The State(s) of Distributed Solar + Should Utilities Be Buying New Gas Plants?

DATE: 12 MAR 2019 
2018 Year-End Update

Renewable energy continued to expand across the country in 2018. This expansion in renewable energy complements a growing number of states, utilities, and cities that have set ambitious goals to transition to 100 percent renewable and carbon-free power generation.

New solar photovoltaic capacity, including from small-scale distributed solar systems (such as arrays on the rooftop of a home or business), shared community solar gardens, as well as larger utility-scale systems, has played a significant role in the overall transition to clean energy.

A growing number of states are making investments in solar a priority.

The following map illustrates the size of each state’s solar market at the end of 2018 with pie charts that show the corresponding share of smaller distributed solar systems (1 megawatt and smaller). Exploring this map, we can see which states have the largest shares of distributed solar, investments that help build wealth locally and allow individuals and communities to take greater ownership over their energy future.

**PROMPT 1:** According to the 2018 year-end solar update, what size cutoff defines the smaller distributed solar systems shown in the map's pie charts?
**PROMPT 2:** For each statement, say whether it agrees with the 2018 year-end solar update: (a) Renewable energy shrank across the country in 2018. (b) Shared community solar gardens are counted among new solar photovoltaic capacity. (c) The map shows the size of each state's solar market at the end of 2018.

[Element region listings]

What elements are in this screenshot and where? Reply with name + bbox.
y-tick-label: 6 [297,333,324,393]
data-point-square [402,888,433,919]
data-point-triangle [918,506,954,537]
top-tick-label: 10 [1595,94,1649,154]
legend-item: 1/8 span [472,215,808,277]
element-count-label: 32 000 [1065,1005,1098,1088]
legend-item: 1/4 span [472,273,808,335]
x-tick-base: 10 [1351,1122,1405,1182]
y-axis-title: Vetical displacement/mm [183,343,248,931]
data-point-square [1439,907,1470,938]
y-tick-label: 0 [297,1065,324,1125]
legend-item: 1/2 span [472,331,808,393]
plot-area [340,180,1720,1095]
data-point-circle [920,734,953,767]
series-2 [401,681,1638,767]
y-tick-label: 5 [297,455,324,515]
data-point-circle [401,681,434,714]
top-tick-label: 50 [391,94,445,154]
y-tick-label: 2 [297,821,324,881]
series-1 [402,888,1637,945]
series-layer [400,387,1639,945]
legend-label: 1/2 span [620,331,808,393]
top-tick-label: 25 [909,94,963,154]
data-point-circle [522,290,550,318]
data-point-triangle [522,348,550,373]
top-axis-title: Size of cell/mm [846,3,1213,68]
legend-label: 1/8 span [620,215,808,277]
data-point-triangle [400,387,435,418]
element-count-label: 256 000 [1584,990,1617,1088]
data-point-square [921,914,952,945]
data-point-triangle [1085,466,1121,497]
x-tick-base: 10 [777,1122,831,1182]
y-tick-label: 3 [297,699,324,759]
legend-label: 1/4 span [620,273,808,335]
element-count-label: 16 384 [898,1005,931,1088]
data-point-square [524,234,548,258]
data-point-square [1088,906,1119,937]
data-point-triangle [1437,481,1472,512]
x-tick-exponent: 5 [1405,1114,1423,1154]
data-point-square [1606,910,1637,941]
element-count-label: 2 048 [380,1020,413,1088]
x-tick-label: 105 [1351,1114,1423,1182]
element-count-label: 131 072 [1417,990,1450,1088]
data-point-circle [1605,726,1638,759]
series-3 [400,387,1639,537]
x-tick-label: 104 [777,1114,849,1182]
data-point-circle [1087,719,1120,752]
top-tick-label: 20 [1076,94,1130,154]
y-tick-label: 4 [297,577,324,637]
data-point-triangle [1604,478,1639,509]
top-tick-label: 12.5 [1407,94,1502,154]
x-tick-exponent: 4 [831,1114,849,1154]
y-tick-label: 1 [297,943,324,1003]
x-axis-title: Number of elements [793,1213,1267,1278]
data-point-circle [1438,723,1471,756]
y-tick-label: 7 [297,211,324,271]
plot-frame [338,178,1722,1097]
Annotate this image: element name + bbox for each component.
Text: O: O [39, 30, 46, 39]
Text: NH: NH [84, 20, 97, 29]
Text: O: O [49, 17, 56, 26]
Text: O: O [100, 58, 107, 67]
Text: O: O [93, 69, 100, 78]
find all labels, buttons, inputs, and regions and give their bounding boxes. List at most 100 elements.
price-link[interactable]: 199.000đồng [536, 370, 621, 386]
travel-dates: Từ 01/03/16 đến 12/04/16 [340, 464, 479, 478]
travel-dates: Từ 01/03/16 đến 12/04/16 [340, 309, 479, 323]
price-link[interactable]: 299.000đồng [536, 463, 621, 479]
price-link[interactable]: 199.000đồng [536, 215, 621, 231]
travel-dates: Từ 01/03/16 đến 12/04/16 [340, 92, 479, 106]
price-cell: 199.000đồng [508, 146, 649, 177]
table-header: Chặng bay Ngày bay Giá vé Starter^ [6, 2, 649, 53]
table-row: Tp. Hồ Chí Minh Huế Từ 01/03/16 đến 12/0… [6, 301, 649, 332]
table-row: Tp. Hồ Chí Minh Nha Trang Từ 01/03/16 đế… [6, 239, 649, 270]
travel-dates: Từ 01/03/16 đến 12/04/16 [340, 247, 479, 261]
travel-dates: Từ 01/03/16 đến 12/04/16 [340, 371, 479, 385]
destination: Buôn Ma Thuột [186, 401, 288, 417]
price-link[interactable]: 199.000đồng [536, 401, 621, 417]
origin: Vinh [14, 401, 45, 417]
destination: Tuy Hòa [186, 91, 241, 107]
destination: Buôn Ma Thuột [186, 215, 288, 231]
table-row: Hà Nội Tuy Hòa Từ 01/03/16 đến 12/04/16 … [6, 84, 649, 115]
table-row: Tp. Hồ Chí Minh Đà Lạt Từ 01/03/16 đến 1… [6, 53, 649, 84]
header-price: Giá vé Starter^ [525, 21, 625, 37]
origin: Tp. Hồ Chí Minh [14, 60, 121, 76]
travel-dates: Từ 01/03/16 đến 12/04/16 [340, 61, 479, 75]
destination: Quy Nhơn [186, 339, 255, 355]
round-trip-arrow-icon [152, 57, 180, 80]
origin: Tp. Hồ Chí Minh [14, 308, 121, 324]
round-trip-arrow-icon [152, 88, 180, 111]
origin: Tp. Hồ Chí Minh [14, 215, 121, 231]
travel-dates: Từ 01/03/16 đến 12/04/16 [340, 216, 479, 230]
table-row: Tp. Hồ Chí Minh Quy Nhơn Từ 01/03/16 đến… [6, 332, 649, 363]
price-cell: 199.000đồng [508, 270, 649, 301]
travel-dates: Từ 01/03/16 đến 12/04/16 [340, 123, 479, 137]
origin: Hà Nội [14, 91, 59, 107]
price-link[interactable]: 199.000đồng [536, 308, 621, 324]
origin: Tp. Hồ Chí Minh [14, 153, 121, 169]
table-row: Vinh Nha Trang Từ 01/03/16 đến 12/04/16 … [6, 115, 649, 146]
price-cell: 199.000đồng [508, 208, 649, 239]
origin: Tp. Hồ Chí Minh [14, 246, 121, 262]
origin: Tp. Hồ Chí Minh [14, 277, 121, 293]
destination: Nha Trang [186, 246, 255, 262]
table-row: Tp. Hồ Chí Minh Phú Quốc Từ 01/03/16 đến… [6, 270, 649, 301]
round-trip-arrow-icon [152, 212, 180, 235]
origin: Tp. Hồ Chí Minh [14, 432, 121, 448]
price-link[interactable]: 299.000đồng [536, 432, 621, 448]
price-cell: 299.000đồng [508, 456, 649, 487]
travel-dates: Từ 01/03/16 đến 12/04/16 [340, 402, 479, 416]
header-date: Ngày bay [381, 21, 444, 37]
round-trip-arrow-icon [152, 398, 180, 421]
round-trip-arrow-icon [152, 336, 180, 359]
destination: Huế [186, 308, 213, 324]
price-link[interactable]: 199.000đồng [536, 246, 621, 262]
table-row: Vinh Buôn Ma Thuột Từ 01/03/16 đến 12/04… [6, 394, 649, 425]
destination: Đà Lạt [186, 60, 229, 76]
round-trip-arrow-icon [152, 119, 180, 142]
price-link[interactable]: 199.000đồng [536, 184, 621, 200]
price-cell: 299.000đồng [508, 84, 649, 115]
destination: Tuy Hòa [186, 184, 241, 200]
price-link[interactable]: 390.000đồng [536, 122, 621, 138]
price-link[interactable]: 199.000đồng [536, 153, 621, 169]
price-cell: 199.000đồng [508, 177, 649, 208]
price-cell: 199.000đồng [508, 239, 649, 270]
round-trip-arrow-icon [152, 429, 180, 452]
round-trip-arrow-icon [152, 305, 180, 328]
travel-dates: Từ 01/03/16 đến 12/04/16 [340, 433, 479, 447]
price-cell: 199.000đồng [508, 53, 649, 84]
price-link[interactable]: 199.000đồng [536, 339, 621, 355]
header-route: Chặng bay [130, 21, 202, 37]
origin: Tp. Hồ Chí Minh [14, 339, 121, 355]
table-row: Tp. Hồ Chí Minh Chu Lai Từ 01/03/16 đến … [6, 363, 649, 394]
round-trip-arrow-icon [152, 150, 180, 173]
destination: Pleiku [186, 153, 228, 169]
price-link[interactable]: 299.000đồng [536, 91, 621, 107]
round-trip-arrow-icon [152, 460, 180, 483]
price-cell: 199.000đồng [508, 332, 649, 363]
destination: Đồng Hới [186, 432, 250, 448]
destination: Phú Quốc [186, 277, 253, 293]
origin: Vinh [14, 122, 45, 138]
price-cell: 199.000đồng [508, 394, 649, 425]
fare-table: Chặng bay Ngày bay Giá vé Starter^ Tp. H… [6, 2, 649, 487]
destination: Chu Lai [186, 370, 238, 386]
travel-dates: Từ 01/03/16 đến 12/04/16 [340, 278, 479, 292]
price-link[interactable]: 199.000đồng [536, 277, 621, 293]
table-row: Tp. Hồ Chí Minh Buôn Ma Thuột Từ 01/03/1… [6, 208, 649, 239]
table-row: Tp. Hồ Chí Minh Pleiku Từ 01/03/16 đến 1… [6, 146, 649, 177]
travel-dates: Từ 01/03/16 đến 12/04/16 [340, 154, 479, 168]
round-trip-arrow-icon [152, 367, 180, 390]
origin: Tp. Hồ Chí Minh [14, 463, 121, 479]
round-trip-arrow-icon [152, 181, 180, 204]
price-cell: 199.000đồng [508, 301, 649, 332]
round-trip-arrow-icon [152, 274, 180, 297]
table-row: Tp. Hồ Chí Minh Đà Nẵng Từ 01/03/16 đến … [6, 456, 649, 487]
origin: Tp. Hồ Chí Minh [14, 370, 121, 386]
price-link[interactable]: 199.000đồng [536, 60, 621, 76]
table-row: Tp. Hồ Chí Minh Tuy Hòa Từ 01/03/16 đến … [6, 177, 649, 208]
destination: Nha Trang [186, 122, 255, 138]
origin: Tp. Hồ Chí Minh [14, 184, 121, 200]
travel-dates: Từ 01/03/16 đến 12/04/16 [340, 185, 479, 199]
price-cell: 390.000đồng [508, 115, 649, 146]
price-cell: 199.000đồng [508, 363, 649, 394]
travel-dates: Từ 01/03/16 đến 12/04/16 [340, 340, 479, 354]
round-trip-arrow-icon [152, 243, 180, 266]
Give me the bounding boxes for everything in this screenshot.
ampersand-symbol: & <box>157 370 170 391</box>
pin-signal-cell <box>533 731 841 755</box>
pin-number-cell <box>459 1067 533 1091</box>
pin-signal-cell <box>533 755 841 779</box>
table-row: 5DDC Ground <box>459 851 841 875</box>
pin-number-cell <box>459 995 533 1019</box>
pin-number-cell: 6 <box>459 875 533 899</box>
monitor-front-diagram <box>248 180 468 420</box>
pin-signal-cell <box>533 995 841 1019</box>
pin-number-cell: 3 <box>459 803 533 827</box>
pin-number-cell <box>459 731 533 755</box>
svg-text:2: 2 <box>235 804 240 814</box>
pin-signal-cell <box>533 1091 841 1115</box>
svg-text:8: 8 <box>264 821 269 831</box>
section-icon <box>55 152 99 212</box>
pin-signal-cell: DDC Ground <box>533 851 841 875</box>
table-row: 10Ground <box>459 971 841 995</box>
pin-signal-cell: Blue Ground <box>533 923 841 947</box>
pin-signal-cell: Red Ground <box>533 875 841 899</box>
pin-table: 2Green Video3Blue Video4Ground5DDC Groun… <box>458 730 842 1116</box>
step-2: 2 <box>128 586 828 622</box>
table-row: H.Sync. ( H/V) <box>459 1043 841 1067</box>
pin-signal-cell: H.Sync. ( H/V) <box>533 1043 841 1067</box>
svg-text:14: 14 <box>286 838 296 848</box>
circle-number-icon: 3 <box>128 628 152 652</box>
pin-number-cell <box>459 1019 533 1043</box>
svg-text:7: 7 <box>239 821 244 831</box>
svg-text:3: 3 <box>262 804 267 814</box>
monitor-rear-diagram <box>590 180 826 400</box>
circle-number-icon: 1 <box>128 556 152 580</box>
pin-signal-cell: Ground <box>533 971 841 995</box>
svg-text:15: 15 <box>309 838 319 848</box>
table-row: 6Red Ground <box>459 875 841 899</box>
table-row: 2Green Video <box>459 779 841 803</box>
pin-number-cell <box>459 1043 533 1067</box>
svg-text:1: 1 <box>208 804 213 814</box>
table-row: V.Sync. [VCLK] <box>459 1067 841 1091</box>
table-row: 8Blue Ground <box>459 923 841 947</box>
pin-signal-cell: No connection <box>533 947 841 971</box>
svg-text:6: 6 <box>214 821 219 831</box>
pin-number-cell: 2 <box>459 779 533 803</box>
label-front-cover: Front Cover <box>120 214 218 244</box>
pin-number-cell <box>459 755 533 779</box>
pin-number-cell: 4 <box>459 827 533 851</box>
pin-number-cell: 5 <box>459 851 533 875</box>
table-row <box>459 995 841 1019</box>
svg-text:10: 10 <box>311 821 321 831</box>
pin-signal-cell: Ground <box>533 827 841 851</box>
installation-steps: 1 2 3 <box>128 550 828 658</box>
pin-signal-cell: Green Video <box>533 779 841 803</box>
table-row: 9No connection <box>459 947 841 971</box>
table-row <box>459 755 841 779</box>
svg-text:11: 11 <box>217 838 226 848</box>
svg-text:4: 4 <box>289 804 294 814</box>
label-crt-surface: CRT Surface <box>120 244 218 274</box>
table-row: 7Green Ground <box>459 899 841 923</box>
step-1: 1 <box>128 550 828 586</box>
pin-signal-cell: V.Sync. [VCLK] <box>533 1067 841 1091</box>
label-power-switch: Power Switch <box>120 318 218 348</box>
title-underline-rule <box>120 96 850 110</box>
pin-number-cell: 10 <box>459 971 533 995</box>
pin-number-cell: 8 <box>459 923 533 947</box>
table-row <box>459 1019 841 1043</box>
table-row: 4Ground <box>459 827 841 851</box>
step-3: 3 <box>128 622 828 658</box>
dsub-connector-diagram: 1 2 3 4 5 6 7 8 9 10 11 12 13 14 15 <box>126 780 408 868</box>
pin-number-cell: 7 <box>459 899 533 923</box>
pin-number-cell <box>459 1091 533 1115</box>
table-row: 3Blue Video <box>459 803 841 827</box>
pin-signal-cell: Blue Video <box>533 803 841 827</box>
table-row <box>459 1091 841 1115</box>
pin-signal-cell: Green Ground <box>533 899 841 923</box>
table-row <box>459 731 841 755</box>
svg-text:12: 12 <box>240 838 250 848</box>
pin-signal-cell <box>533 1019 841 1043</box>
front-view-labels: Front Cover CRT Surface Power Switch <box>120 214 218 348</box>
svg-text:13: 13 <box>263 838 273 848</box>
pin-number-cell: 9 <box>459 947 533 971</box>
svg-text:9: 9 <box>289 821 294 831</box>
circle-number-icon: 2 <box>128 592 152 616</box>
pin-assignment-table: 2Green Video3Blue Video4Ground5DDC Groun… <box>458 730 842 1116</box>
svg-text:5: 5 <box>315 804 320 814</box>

**FULL OUTPUT 1:** 1 megawatt and smaller

**FULL OUTPUT 2:**
(a) No: "Renewable energy continued to expand across the country in 2018."
(b) Yes: "New solar photovoltaic capacity, including from small-scale distributed solar systems (such as arrays on the rooftop of a home or business), shared community solar gardens, as well as larger utility-scale systems"
(c) Yes: "The following map illustrates the size of each state’s solar market at the end of 2018"